Raw records
━━━━
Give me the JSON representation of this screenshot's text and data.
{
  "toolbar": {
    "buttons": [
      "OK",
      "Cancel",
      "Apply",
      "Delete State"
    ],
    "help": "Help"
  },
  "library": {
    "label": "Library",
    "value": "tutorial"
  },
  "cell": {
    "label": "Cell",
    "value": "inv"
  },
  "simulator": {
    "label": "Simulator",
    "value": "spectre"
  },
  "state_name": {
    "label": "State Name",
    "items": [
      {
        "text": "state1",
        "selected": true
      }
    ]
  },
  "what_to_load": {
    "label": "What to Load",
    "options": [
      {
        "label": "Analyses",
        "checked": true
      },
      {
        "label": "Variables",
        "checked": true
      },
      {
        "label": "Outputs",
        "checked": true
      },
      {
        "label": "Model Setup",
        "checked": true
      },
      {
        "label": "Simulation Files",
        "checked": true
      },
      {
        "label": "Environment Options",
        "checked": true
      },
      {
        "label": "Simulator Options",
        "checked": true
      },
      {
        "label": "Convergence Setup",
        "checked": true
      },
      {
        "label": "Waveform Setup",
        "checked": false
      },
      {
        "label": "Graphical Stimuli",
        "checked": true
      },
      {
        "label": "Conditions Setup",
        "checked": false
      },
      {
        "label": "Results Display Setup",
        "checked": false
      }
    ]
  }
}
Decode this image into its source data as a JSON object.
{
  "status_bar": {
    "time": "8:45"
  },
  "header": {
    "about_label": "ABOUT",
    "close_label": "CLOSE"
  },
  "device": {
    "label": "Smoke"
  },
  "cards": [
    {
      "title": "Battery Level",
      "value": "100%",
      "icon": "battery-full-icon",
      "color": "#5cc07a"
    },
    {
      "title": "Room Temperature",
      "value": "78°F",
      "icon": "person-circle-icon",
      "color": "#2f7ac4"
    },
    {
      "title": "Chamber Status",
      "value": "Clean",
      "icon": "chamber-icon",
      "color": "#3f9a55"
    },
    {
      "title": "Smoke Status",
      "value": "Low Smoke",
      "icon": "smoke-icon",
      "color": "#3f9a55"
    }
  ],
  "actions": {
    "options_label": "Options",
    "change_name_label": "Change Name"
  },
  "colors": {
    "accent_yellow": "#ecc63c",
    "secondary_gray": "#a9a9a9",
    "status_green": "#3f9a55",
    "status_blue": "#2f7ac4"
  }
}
━━━━
▸ Problem description
Copy all of the data exactly.

▸ Response to the task
Give me the JSON representation of this screenshot's text and data.
{
  "toolbar": {
    "buttons": [
      "OK",
      "Cancel",
      "Apply",
      "Delete State"
    ],
    "help": "Help"
  },
  "library": {
    "label": "Library",
    "value": "tutorial"
  },
  "cell": {
    "label": "Cell",
    "value": "inv"
  },
  "simulator": {
    "label": "Simulator",
    "value": "spectre"
  },
  "state_name": {
    "label": "State Name",
    "items": [
      {
        "text": "state1",
        "selected": true
      }
    ]
  },
  "what_to_load": {
    "label": "What to Load",
    "options": [
      {
        "label": "Analyses",
        "checked": true
      },
      {
        "label": "Variables",
        "checked": true
      },
      {
        "label": "Outputs",
        "checked": true
      },
      {
        "label": "Model Setup",
        "checked": true
      },
      {
        "label": "Simulation Files",
        "checked": true
      },
      {
        "label": "Environment Options",
        "checked": true
      },
      {
        "label": "Simulator Options",
        "checked": true
      },
      {
        "label": "Convergence Setup",
        "checked": true
      },
      {
        "label": "Waveform Setup",
        "checked": false
      },
      {
        "label": "Graphical Stimuli",
        "checked": true
      },
      {
        "label": "Conditions Setup",
        "checked": false
      },
      {
        "label": "Results Display Setup",
        "checked": false
      }
    ]
  }
}
Decode this image into its source data as a JSON object.
{
  "status_bar": {
    "time": "8:45"
  },
  "header": {
    "about_label": "ABOUT",
    "close_label": "CLOSE"
  },
  "device": {
    "label": "Smoke"
  },
  "cards": [
    {
      "title": "Battery Level",
      "value": "100%",
      "icon": "battery-full-icon",
      "color": "#5cc07a"
    },
    {
      "title": "Room Temperature",
      "value": "78°F",
      "icon": "person-circle-icon",
      "color": "#2f7ac4"
    },
    {
      "title": "Chamber Status",
      "value": "Clean",
      "icon": "chamber-icon",
      "color": "#3f9a55"
    },
    {
      "title": "Smoke Status",
      "value": "Low Smoke",
      "icon": "smoke-icon",
      "color": "#3f9a55"
    }
  ],
  "actions": {
    "options_label": "Options",
    "change_name_label": "Change Name"
  },
  "colors": {
    "accent_yellow": "#ecc63c",
    "secondary_gray": "#a9a9a9",
    "status_green": "#3f9a55",
    "status_blue": "#2f7ac4"
  }
}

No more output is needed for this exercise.